WHAT THE EXERCISE ASKS:
Without further comment, state how many lines in the listing below contain the word "Volume".

DATA TO PROCESS:

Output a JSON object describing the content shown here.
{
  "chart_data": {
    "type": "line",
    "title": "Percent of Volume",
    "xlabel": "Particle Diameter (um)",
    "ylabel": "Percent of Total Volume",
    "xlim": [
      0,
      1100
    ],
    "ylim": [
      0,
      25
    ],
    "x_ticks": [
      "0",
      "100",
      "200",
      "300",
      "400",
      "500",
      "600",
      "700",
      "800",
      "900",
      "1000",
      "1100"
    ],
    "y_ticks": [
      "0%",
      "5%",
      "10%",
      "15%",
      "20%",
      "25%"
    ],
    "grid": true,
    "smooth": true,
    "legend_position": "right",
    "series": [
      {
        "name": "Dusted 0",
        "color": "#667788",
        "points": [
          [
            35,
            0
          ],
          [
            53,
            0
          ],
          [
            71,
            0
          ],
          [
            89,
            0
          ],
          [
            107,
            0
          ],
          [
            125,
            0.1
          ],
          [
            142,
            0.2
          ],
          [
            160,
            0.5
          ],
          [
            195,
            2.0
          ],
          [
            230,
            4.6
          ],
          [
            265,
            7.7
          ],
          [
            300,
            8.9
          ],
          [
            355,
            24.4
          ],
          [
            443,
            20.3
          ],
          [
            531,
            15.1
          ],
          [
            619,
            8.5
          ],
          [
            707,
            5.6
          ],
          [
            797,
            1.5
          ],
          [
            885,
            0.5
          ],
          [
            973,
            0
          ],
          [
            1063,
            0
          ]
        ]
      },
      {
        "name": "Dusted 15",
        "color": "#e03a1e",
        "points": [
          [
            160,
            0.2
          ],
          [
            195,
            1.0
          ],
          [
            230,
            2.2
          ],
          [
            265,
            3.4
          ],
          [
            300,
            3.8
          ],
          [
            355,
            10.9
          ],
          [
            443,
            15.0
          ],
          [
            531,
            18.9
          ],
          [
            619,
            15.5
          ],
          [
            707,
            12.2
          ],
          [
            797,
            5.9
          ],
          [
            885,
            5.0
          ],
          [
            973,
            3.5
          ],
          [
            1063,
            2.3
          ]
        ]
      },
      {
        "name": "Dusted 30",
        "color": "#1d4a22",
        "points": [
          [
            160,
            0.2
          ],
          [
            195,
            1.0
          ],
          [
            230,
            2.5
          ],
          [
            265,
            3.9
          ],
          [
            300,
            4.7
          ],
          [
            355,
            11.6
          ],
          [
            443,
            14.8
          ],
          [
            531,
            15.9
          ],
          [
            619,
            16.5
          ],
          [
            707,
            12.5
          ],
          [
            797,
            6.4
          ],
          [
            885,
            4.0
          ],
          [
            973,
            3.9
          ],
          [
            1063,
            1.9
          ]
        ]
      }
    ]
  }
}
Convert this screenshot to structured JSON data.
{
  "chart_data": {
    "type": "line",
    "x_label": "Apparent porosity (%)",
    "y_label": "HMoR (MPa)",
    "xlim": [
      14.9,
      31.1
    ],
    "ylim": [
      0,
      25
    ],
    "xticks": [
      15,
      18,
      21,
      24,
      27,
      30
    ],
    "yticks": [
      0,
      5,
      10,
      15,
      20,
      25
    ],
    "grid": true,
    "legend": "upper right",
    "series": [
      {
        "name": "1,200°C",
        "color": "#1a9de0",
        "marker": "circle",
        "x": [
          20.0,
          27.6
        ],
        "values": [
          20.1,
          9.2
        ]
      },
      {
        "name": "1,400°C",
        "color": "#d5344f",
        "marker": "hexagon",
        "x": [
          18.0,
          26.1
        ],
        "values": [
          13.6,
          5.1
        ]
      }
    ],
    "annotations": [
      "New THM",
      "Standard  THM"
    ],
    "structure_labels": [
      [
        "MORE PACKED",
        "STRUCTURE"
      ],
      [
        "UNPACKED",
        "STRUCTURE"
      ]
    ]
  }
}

---

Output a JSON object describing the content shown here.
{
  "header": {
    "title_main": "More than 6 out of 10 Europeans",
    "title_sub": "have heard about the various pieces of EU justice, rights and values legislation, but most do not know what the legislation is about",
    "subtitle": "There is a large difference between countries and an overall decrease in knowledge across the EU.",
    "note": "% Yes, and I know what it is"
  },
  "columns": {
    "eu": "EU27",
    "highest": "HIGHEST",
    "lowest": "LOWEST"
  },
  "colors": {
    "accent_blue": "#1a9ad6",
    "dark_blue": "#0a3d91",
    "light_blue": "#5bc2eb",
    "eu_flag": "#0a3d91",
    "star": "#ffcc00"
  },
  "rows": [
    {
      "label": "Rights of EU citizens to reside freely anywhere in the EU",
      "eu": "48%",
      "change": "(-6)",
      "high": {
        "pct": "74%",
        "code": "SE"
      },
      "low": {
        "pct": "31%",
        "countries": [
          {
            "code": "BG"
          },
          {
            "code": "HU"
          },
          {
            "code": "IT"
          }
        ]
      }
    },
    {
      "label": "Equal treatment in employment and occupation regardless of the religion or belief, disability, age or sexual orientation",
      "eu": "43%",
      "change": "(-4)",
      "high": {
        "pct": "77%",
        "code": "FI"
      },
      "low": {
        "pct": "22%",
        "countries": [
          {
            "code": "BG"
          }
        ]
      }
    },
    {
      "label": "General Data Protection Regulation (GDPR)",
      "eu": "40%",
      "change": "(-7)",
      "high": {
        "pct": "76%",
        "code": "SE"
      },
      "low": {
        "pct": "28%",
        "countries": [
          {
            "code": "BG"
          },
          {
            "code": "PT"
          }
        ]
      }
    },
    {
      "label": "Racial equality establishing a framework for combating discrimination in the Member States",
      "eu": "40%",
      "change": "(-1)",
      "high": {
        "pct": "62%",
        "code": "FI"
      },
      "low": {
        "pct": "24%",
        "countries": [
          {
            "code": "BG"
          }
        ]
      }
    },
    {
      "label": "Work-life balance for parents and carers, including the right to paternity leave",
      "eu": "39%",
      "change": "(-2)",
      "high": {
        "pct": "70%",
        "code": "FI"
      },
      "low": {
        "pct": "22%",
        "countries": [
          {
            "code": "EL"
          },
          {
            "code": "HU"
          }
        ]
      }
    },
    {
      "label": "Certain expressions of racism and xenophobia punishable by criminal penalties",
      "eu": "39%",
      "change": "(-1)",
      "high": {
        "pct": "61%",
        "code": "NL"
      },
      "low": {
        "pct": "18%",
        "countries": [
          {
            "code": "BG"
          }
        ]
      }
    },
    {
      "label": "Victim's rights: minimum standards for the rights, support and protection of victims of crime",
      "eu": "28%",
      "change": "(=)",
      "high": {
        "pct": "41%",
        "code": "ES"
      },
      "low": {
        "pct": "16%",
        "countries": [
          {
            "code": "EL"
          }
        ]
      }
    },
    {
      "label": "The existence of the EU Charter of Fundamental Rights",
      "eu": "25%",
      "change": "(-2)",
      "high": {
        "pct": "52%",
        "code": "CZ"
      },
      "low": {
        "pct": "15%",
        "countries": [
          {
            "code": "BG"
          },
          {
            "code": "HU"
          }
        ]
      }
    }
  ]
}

TASK ANSWER:
2